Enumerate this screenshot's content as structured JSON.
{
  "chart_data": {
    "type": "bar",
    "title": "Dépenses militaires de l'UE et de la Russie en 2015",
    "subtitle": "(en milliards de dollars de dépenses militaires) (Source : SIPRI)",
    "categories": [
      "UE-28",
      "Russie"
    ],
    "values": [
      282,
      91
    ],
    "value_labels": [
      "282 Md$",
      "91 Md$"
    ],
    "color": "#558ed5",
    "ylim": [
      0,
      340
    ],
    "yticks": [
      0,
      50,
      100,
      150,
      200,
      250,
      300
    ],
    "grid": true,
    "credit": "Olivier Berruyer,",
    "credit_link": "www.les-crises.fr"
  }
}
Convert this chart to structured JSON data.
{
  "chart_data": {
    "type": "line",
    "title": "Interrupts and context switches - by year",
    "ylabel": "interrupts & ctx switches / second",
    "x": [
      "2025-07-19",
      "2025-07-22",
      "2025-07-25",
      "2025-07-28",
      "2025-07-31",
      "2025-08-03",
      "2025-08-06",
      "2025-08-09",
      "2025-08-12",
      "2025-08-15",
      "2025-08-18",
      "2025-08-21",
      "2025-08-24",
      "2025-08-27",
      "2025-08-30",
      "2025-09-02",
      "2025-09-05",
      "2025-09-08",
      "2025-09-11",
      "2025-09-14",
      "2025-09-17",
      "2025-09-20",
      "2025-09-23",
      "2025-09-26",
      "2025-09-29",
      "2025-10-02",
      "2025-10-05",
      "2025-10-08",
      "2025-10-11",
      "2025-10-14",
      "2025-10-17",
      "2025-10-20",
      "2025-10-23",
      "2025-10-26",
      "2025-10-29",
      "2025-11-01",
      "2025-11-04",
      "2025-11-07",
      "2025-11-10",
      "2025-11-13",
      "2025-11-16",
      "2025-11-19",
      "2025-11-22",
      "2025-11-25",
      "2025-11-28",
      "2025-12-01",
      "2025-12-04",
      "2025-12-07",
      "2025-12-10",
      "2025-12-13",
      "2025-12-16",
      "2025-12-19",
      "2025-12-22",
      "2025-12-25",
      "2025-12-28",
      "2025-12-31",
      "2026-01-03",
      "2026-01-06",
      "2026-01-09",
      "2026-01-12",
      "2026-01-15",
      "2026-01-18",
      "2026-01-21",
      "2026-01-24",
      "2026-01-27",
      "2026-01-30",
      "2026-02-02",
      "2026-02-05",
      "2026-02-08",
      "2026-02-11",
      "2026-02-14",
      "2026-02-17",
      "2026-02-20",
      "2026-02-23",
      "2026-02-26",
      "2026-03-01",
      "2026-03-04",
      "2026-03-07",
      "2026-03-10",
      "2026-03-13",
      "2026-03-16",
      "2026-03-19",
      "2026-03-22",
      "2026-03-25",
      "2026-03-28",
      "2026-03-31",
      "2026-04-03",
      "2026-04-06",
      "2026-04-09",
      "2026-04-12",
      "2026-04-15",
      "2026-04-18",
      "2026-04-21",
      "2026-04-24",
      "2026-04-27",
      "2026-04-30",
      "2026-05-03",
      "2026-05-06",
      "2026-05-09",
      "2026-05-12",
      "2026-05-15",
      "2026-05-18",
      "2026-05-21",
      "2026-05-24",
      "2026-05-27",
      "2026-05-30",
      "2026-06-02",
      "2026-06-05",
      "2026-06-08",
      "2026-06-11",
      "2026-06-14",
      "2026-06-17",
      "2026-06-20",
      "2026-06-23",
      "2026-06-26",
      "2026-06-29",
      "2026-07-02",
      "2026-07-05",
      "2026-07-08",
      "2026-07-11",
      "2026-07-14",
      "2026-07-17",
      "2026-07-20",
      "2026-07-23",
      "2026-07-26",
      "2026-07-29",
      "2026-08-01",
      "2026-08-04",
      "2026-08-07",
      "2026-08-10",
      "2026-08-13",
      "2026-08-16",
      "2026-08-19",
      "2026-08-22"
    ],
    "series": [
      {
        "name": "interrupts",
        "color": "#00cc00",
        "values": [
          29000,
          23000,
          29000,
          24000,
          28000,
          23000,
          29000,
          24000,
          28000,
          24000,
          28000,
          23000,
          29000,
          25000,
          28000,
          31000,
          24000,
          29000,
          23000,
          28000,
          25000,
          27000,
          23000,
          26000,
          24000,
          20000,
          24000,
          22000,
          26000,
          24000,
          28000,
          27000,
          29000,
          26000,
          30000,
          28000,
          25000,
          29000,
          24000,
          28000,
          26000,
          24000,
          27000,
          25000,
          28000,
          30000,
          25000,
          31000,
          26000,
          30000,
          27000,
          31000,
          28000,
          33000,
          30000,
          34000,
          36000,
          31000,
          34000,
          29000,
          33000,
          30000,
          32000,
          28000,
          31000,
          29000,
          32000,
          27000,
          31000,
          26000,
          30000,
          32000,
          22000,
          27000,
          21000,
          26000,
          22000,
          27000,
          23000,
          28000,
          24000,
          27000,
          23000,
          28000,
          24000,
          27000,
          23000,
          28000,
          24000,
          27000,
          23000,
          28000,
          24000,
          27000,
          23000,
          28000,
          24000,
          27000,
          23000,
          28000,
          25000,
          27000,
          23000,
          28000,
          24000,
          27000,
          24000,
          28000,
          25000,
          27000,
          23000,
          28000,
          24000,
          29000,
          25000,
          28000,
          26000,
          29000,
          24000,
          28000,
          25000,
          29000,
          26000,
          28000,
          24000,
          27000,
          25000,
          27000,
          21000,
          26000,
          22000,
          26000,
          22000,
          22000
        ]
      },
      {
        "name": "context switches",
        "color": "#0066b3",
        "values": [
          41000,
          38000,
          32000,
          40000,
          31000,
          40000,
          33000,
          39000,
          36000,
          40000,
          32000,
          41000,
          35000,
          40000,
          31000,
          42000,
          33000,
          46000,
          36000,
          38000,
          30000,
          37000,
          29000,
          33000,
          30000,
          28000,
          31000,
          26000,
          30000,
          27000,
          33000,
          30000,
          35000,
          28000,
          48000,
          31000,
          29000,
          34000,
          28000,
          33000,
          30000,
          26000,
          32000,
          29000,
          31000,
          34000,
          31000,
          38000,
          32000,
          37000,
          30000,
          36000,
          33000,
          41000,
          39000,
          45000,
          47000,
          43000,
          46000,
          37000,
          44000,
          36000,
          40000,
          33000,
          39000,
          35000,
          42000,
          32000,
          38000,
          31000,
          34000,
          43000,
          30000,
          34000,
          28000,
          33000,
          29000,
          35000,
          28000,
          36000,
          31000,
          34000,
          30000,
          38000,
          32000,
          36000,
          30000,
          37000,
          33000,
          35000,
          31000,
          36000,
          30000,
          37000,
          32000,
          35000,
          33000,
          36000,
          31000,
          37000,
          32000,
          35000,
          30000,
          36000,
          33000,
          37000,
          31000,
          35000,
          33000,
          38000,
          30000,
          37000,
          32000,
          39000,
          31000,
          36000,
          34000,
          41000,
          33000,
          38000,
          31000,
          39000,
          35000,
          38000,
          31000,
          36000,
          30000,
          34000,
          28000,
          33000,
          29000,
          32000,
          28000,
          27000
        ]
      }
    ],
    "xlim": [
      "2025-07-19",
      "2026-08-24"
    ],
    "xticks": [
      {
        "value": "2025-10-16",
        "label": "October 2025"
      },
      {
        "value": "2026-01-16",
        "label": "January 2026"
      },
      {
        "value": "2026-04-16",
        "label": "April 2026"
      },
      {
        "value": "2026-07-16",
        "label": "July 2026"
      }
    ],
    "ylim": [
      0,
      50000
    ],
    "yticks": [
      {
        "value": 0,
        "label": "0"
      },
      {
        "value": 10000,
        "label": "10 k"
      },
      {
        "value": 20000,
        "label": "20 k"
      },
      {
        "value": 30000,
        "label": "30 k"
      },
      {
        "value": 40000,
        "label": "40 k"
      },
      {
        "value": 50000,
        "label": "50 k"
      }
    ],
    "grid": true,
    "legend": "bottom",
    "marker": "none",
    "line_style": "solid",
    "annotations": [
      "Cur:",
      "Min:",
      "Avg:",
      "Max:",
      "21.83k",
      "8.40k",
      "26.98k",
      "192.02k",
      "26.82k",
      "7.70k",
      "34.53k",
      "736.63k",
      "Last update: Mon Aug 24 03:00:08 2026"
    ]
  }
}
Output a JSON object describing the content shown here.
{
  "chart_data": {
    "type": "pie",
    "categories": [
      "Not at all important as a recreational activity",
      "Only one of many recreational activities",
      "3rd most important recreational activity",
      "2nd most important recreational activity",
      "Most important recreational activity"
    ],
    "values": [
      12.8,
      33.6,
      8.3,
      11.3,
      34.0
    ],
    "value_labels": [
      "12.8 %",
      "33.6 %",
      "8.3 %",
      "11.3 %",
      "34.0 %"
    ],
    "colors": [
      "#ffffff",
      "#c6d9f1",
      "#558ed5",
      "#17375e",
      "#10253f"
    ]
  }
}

**GOAL OF THE EXERCISE:** Identify the lines of the entries containing the string "content". Copy each such line.

**ANSWER TO THE TASK:**
Enumerate this screenshot's content as structured JSON.
Output a JSON object describing the content shown here.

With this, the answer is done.